> _WHAT YOU ARE ASKED TO DO_: Print every line of the listing exactly, please.

> _EXTRACTED ENTRIES_:
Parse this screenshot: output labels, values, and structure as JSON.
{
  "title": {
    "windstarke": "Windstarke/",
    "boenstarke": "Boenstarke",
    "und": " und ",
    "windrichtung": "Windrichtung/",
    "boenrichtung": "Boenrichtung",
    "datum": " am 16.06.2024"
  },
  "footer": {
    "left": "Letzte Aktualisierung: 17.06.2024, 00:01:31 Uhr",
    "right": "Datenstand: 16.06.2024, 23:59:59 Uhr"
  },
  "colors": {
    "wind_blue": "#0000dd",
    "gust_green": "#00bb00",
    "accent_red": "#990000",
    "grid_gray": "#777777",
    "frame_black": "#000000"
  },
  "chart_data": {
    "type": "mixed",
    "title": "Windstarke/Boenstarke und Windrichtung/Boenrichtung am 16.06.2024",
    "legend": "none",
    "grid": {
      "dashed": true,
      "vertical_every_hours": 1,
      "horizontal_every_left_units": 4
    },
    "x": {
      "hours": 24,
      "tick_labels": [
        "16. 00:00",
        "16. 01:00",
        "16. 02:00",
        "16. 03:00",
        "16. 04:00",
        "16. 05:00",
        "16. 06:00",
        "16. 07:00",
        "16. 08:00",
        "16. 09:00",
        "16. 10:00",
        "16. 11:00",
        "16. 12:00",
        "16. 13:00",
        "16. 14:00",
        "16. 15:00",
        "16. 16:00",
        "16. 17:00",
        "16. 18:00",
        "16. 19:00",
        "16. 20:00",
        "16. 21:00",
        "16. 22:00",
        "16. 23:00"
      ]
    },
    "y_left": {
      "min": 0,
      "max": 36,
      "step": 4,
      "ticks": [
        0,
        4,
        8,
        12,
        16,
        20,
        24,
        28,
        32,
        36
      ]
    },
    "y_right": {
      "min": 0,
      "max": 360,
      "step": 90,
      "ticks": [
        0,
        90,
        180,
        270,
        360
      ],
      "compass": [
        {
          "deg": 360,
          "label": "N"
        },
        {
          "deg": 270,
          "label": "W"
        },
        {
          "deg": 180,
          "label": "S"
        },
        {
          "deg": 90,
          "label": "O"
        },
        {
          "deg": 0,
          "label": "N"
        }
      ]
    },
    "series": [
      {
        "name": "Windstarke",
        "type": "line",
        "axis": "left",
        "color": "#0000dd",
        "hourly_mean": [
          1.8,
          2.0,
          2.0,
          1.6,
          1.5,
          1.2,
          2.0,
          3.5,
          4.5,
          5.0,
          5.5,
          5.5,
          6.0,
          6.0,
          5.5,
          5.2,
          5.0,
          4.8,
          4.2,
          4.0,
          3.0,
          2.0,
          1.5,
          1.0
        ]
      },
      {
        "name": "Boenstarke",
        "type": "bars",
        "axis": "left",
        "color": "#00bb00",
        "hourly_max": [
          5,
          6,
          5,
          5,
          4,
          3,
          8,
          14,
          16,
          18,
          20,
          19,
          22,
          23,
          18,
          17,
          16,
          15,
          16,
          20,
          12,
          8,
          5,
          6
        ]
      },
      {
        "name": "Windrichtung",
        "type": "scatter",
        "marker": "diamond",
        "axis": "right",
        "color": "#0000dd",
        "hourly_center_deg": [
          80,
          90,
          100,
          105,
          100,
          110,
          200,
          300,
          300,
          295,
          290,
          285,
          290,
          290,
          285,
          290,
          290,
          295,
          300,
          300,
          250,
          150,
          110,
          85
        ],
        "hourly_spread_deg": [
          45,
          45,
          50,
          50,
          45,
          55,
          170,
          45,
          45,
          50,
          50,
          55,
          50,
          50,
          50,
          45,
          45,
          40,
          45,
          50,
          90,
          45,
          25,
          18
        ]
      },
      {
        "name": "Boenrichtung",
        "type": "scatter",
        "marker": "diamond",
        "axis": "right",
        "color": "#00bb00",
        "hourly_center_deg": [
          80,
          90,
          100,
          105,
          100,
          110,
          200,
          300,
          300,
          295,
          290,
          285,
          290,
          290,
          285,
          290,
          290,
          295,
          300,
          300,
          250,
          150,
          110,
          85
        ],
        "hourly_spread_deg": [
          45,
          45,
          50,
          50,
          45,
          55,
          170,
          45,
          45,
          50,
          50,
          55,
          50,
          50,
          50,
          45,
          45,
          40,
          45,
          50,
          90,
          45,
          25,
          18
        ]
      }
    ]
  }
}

> _RESPONSE_:
Parse this screenshot: output labels, values, and structure as JSON.
{
  "title": {
    "windstarke": "Windstarke/",
    "boenstarke": "Boenstarke",
    "und": " und ",
    "windrichtung": "Windrichtung/",
    "boenrichtung": "Boenrichtung",
    "datum": " am 16.06.2024"
  },
  "footer": {
    "left": "Letzte Aktualisierung: 17.06.2024, 00:01:31 Uhr",
    "right": "Datenstand: 16.06.2024, 23:59:59 Uhr"
  },
  "colors": {
    "wind_blue": "#0000dd",
    "gust_green": "#00bb00",
    "accent_red": "#990000",
    "grid_gray": "#777777",
    "frame_black": "#000000"
  },
  "chart_data": {
    "type": "mixed",
    "title": "Windstarke/Boenstarke und Windrichtung/Boenrichtung am 16.06.2024",
    "legend": "none",
    "grid": {
      "dashed": true,
      "vertical_every_hours": 1,
      "horizontal_every_left_units": 4
    },
    "x": {
      "hours": 24,
      "tick_labels": [
        "16. 00:00",
        "16. 01:00",
        "16. 02:00",
        "16. 03:00",
        "16. 04:00",
        "16. 05:00",
        "16. 06:00",
        "16. 07:00",
        "16. 08:00",
        "16. 09:00",
        "16. 10:00",
        "16. 11:00",
        "16. 12:00",
        "16. 13:00",
        "16. 14:00",
        "16. 15:00",
        "16. 16:00",
        "16. 17:00",
        "16. 18:00",
        "16. 19:00",
        "16. 20:00",
        "16. 21:00",
        "16. 22:00",
        "16. 23:00"
      ]
    },
    "y_left": {
      "min": 0,
      "max": 36,
      "step": 4,
      "ticks": [
        0,
        4,
        8,
        12,
        16,
        20,
        24,
        28,
        32,
        36
      ]
    },
    "y_right": {
      "min": 0,
      "max": 360,
      "step": 90,
      "ticks": [
        0,
        90,
        180,
        270,
        360
      ],
      "compass": [
        {
          "deg": 360,
          "label": "N"
        },
        {
          "deg": 270,
          "label": "W"
        },
        {
          "deg": 180,
          "label": "S"
        },
        {
          "deg": 90,
          "label": "O"
        },
        {
          "deg": 0,
          "label": "N"
        }
      ]
    },
    "series": [
      {
        "name": "Windstarke",
        "type": "line",
        "axis": "left",
        "color": "#0000dd",
        "hourly_mean": [
          1.8,
          2.0,
          2.0,
          1.6,
          1.5,
          1.2,
          2.0,
          3.5,
          4.5,
          5.0,
          5.5,
          5.5,
          6.0,
          6.0,
          5.5,
          5.2,
          5.0,
          4.8,
          4.2,
          4.0,
          3.0,
          2.0,
          1.5,
          1.0
        ]
      },
      {
        "name": "Boenstarke",
        "type": "bars",
        "axis": "left",
        "color": "#00bb00",
        "hourly_max": [
          5,
          6,
          5,
          5,
          4,
          3,
          8,
          14,
          16,
          18,
          20,
          19,
          22,
          23,
          18,
          17,
          16,
          15,
          16,
          20,
          12,
          8,
          5,
          6
        ]
      },
      {
        "name": "Windrichtung",
        "type": "scatter",
        "marker": "diamond",
        "axis": "right",
        "color": "#0000dd",
        "hourly_center_deg": [
          80,
          90,
          100,
          105,
          100,
          110,
          200,
          300,
          300,
          295,
          290,
          285,
          290,
          290,
          285,
          290,
          290,
          295,
          300,
          300,
          250,
          150,
          110,
          85
        ],
        "hourly_spread_deg": [
          45,
          45,
          50,
          50,
          45,
          55,
          170,
          45,
          45,
          50,
          50,
          55,
          50,
          50,
          50,
          45,
          45,
          40,
          45,
          50,
          90,
          45,
          25,
          18
        ]
      },
      {
        "name": "Boenrichtung",
        "type": "scatter",
        "marker": "diamond",
        "axis": "right",
        "color": "#00bb00",
        "hourly_center_deg": [
          80,
          90,
          100,
          105,
          100,
          110,
          200,
          300,
          300,
          295,
          290,
          285,
          290,
          290,
          285,
          290,
          290,
          295,
          300,
          300,
          250,
          150,
          110,
          85
        ],
        "hourly_spread_deg": [
          45,
          45,
          50,
          50,
          45,
          55,
          170,
          45,
          45,
          50,
          50,
          55,
          50,
          50,
          50,
          45,
          45,
          40,
          45,
          50,
          90,
          45,
          25,
          18
        ]
      }
    ]
  }
}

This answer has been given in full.